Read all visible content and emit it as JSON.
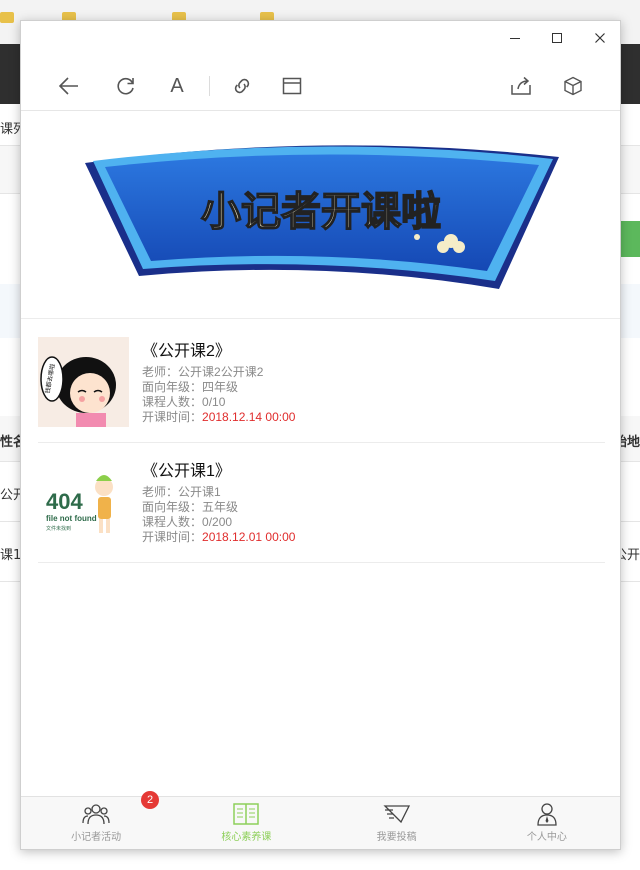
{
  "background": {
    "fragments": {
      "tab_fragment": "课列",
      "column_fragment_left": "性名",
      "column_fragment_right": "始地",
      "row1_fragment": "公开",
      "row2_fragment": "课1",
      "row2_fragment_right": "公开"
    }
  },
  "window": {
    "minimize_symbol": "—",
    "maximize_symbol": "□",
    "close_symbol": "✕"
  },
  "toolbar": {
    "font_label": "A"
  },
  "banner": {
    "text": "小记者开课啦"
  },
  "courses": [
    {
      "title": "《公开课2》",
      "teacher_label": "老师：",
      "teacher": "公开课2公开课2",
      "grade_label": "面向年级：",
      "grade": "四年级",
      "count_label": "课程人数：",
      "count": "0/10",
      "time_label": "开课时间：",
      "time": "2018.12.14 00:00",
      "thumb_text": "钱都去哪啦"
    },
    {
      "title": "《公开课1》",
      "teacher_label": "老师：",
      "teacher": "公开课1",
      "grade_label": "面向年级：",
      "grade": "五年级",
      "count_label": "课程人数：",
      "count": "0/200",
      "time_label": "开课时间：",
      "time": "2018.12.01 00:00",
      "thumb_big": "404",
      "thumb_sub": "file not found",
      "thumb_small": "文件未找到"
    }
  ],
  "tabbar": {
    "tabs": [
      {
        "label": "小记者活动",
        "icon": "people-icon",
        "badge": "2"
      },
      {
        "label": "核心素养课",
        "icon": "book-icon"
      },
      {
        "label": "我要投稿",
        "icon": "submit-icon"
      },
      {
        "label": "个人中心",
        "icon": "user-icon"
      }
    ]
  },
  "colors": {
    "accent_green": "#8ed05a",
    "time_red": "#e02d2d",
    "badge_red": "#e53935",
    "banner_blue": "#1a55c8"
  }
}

==================================================

◆ Requirement
Print every entry exactly as written, without the pictures.

◆ Correct response
Read all visible content and emit it as JSON.
{
  "background": {
    "fragments": {
      "tab_fragment": "课列",
      "column_fragment_left": "性名",
      "column_fragment_right": "始地",
      "row1_fragment": "公开",
      "row2_fragment": "课1",
      "row2_fragment_right": "公开"
    }
  },
  "window": {
    "minimize_symbol": "—",
    "maximize_symbol": "□",
    "close_symbol": "✕"
  },
  "toolbar": {
    "font_label": "A"
  },
  "banner": {
    "text": "小记者开课啦"
  },
  "courses": [
    {
      "title": "《公开课2》",
      "teacher_label": "老师：",
      "teacher": "公开课2公开课2",
      "grade_label": "面向年级：",
      "grade": "四年级",
      "count_label": "课程人数：",
      "count": "0/10",
      "time_label": "开课时间：",
      "time": "2018.12.14 00:00",
      "thumb_text": "钱都去哪啦"
    },
    {
      "title": "《公开课1》",
      "teacher_label": "老师：",
      "teacher": "公开课1",
      "grade_label": "面向年级：",
      "grade": "五年级",
      "count_label": "课程人数：",
      "count": "0/200",
      "time_label": "开课时间：",
      "time": "2018.12.01 00:00",
      "thumb_big": "404",
      "thumb_sub": "file not found",
      "thumb_small": "文件未找到"
    }
  ],
  "tabbar": {
    "tabs": [
      {
        "label": "小记者活动",
        "icon": "people-icon",
        "badge": "2"
      },
      {
        "label": "核心素养课",
        "icon": "book-icon"
      },
      {
        "label": "我要投稿",
        "icon": "submit-icon"
      },
      {
        "label": "个人中心",
        "icon": "user-icon"
      }
    ]
  },
  "colors": {
    "accent_green": "#8ed05a",
    "time_red": "#e02d2d",
    "badge_red": "#e53935",
    "banner_blue": "#1a55c8"
  }
}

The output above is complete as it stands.